* **Exercise**
Scan the material below for the string "ppacg", and copy every line where it shows up.

* **Dataset rows**

# # # #

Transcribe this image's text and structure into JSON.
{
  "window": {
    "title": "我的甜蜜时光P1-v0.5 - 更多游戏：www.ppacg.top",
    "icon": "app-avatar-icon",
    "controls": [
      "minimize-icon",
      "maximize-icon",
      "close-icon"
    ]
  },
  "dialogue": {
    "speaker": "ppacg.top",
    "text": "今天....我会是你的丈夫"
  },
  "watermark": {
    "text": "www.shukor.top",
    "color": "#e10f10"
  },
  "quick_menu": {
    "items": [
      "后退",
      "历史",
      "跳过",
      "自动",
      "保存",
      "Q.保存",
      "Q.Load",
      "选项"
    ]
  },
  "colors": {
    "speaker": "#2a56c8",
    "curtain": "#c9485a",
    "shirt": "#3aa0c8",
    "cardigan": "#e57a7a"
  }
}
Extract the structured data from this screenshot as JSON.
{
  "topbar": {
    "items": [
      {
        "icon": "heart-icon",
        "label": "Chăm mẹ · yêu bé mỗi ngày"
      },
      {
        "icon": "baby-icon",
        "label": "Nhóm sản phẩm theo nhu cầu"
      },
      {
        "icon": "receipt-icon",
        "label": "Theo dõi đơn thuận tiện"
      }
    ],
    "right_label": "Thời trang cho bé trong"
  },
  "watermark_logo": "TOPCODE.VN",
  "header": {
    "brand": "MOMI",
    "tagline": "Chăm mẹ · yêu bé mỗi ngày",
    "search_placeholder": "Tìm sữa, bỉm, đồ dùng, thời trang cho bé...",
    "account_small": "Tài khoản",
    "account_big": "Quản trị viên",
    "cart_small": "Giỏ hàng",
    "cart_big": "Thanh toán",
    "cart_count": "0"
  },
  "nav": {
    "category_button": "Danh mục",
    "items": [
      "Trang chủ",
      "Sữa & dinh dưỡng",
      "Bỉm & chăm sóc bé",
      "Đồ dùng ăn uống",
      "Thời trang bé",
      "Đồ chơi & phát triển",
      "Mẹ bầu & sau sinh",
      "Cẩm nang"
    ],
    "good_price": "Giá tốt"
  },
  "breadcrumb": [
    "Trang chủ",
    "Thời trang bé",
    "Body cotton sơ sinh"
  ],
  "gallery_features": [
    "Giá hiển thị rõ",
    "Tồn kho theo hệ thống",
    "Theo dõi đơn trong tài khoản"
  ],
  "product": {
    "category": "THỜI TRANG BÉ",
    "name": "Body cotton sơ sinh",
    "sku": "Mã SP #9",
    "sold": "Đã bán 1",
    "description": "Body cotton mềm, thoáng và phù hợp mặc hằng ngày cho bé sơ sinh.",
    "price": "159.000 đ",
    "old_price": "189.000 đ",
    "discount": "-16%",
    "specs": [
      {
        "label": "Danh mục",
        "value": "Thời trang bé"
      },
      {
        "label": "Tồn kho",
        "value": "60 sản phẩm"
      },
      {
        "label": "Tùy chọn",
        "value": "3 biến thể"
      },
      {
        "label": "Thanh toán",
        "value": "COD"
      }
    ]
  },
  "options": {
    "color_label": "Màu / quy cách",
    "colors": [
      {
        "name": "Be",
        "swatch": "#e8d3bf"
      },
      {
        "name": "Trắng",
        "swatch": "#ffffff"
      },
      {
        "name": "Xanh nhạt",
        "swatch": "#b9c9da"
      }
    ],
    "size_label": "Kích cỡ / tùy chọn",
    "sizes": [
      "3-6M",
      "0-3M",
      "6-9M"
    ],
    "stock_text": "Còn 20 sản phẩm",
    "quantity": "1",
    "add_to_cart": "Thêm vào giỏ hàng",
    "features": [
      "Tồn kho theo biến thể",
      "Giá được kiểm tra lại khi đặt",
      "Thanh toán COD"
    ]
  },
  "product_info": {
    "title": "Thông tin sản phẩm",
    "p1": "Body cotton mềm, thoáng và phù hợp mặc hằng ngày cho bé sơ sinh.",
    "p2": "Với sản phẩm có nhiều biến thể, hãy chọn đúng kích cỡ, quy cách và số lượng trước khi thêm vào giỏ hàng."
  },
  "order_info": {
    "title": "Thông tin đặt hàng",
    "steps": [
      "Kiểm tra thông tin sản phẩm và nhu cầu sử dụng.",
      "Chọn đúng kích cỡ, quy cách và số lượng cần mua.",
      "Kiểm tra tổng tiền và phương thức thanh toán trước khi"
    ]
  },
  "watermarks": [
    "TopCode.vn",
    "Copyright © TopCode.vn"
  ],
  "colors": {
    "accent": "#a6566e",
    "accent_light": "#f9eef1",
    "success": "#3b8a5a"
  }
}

# # # #

* **Complete answer**
    "title": "我的甜蜜时光P1-v0.5 - 更多游戏：www.ppacg.top",
    "speaker": "ppacg.top",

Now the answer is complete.